▸ **Set exercise**
Pull out the lines of the listing below, from the first one through the line containing "forecast-point [862, 332, 875, 344]", both included. Copy each one without any changes.

▸ **Labeled region entries**
►
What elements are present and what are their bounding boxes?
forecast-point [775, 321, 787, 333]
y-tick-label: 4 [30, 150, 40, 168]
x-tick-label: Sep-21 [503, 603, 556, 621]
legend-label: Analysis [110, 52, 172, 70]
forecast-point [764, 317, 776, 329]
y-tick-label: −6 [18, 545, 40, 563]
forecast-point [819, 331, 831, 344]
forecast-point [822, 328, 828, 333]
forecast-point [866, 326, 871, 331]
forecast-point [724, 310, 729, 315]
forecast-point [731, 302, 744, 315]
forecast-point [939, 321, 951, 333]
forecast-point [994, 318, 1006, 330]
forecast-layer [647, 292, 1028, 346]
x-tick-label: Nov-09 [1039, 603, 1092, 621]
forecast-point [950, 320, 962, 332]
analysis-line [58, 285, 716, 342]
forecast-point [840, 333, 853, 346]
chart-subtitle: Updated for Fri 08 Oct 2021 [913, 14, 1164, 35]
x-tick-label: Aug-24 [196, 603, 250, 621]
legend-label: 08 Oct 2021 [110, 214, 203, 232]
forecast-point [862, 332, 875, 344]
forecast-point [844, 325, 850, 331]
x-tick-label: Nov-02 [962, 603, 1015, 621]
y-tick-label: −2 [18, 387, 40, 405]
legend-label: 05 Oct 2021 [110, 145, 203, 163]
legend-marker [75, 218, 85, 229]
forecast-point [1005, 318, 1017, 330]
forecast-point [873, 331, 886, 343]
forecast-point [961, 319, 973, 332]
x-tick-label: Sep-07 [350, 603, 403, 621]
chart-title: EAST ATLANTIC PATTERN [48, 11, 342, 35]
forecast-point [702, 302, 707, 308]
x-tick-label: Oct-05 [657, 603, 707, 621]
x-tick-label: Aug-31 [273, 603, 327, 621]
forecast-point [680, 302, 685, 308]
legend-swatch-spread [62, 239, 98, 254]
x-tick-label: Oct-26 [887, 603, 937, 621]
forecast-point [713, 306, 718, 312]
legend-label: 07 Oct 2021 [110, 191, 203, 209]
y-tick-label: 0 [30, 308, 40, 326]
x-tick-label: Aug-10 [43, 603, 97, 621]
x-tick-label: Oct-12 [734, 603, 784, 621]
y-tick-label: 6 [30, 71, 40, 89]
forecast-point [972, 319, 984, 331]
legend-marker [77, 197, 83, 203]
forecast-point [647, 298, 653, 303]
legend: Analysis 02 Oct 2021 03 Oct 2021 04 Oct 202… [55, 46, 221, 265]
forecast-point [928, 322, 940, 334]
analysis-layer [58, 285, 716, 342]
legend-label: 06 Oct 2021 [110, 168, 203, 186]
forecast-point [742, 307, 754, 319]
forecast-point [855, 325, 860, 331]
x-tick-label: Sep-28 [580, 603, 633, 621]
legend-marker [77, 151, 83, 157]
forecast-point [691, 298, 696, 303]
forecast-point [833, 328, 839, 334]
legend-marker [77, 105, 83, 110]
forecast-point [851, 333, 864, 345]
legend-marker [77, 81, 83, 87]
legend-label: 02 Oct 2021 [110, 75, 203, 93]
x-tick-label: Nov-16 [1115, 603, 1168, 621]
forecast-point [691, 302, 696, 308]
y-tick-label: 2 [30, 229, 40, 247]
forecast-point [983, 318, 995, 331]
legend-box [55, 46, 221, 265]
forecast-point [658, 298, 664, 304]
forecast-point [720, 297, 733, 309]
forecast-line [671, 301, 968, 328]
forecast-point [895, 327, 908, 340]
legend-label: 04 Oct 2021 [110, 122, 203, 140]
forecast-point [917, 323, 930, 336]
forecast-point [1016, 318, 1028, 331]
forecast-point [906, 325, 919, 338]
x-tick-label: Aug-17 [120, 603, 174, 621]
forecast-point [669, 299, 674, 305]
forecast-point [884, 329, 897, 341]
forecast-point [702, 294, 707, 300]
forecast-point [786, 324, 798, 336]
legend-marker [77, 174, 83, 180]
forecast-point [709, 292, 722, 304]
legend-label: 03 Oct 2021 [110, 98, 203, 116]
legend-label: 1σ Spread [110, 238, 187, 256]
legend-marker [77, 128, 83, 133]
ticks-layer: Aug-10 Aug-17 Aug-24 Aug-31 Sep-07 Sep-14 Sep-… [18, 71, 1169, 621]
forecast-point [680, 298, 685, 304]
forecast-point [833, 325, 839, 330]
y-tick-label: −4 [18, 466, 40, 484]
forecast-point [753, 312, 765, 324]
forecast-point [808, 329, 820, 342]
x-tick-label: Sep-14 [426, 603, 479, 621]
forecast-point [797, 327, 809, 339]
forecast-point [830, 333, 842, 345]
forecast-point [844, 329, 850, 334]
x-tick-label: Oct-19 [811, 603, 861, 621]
◄
▸ **Response**
What elements are present and what are their bounding boxes?
forecast-point [775, 321, 787, 333]
y-tick-label: 4 [30, 150, 40, 168]
x-tick-label: Sep-21 [503, 603, 556, 621]
legend-label: Analysis [110, 52, 172, 70]
forecast-point [764, 317, 776, 329]
y-tick-label: −6 [18, 545, 40, 563]
forecast-point [819, 331, 831, 344]
forecast-point [822, 328, 828, 333]
forecast-point [866, 326, 871, 331]
forecast-point [724, 310, 729, 315]
forecast-point [731, 302, 744, 315]
forecast-point [939, 321, 951, 333]
forecast-point [994, 318, 1006, 330]
forecast-layer [647, 292, 1028, 346]
x-tick-label: Nov-09 [1039, 603, 1092, 621]
forecast-point [950, 320, 962, 332]
analysis-line [58, 285, 716, 342]
forecast-point [840, 333, 853, 346]
chart-subtitle: Updated for Fri 08 Oct 2021 [913, 14, 1164, 35]
x-tick-label: Aug-24 [196, 603, 250, 621]
legend-label: 08 Oct 2021 [110, 214, 203, 232]
forecast-point [862, 332, 875, 344]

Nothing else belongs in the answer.